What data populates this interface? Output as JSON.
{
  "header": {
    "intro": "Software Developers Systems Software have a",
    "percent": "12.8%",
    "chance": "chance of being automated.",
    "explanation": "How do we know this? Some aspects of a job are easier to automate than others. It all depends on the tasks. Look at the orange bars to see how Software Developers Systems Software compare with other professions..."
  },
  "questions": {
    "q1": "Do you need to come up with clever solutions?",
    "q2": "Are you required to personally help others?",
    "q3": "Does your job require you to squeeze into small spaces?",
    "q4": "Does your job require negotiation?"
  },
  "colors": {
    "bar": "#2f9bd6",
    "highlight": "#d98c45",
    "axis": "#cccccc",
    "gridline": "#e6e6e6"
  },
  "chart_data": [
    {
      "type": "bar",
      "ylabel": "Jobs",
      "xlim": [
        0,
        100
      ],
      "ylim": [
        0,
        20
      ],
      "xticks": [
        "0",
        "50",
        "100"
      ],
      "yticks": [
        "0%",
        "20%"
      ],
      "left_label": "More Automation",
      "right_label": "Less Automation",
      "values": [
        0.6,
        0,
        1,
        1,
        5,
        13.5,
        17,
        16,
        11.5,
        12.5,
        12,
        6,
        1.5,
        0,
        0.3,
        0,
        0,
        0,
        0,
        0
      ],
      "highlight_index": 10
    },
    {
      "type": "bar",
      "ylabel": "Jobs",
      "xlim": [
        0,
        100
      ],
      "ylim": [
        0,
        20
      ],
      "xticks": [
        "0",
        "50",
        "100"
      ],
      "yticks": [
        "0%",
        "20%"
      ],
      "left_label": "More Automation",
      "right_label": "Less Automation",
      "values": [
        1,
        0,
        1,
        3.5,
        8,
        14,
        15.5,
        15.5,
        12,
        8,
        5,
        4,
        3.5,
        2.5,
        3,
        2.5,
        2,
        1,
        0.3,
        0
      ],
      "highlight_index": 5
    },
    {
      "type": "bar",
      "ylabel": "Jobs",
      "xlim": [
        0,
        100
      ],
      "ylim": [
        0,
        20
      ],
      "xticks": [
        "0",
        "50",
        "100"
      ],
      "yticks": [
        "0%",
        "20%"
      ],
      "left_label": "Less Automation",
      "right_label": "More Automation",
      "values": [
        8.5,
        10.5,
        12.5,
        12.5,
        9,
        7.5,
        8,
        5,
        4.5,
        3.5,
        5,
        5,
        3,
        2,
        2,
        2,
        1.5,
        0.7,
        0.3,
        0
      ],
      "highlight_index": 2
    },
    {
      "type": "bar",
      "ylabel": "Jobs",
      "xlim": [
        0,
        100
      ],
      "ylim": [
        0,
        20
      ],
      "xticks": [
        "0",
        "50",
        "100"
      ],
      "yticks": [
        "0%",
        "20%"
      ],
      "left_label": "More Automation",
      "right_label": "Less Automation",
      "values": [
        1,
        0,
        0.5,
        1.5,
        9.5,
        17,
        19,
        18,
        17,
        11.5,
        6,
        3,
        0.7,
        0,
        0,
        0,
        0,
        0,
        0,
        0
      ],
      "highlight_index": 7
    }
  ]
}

● ● ●

__Given instruction__
Output all of the data above without any alteration.

__Task result__
What data populates this interface? Output as JSON.
{
  "header": {
    "intro": "Software Developers Systems Software have a",
    "percent": "12.8%",
    "chance": "chance of being automated.",
    "explanation": "How do we know this? Some aspects of a job are easier to automate than others. It all depends on the tasks. Look at the orange bars to see how Software Developers Systems Software compare with other professions..."
  },
  "questions": {
    "q1": "Do you need to come up with clever solutions?",
    "q2": "Are you required to personally help others?",
    "q3": "Does your job require you to squeeze into small spaces?",
    "q4": "Does your job require negotiation?"
  },
  "colors": {
    "bar": "#2f9bd6",
    "highlight": "#d98c45",
    "axis": "#cccccc",
    "gridline": "#e6e6e6"
  },
  "chart_data": [
    {
      "type": "bar",
      "ylabel": "Jobs",
      "xlim": [
        0,
        100
      ],
      "ylim": [
        0,
        20
      ],
      "xticks": [
        "0",
        "50",
        "100"
      ],
      "yticks": [
        "0%",
        "20%"
      ],
      "left_label": "More Automation",
      "right_label": "Less Automation",
      "values": [
        0.6,
        0,
        1,
        1,
        5,
        13.5,
        17,
        16,
        11.5,
        12.5,
        12,
        6,
        1.5,
        0,
        0.3,
        0,
        0,
        0,
        0,
        0
      ],
      "highlight_index": 10
    },
    {
      "type": "bar",
      "ylabel": "Jobs",
      "xlim": [
        0,
        100
      ],
      "ylim": [
        0,
        20
      ],
      "xticks": [
        "0",
        "50",
        "100"
      ],
      "yticks": [
        "0%",
        "20%"
      ],
      "left_label": "More Automation",
      "right_label": "Less Automation",
      "values": [
        1,
        0,
        1,
        3.5,
        8,
        14,
        15.5,
        15.5,
        12,
        8,
        5,
        4,
        3.5,
        2.5,
        3,
        2.5,
        2,
        1,
        0.3,
        0
      ],
      "highlight_index": 5
    },
    {
      "type": "bar",
      "ylabel": "Jobs",
      "xlim": [
        0,
        100
      ],
      "ylim": [
        0,
        20
      ],
      "xticks": [
        "0",
        "50",
        "100"
      ],
      "yticks": [
        "0%",
        "20%"
      ],
      "left_label": "Less Automation",
      "right_label": "More Automation",
      "values": [
        8.5,
        10.5,
        12.5,
        12.5,
        9,
        7.5,
        8,
        5,
        4.5,
        3.5,
        5,
        5,
        3,
        2,
        2,
        2,
        1.5,
        0.7,
        0.3,
        0
      ],
      "highlight_index": 2
    },
    {
      "type": "bar",
      "ylabel": "Jobs",
      "xlim": [
        0,
        100
      ],
      "ylim": [
        0,
        20
      ],
      "xticks": [
        "0",
        "50",
        "100"
      ],
      "yticks": [
        "0%",
        "20%"
      ],
      "left_label": "More Automation",
      "right_label": "Less Automation",
      "values": [
        1,
        0,
        0.5,
        1.5,
        9.5,
        17,
        19,
        18,
        17,
        11.5,
        6,
        3,
        0.7,
        0,
        0,
        0,
        0,
        0,
        0,
        0
      ],
      "highlight_index": 7
    }
  ]
}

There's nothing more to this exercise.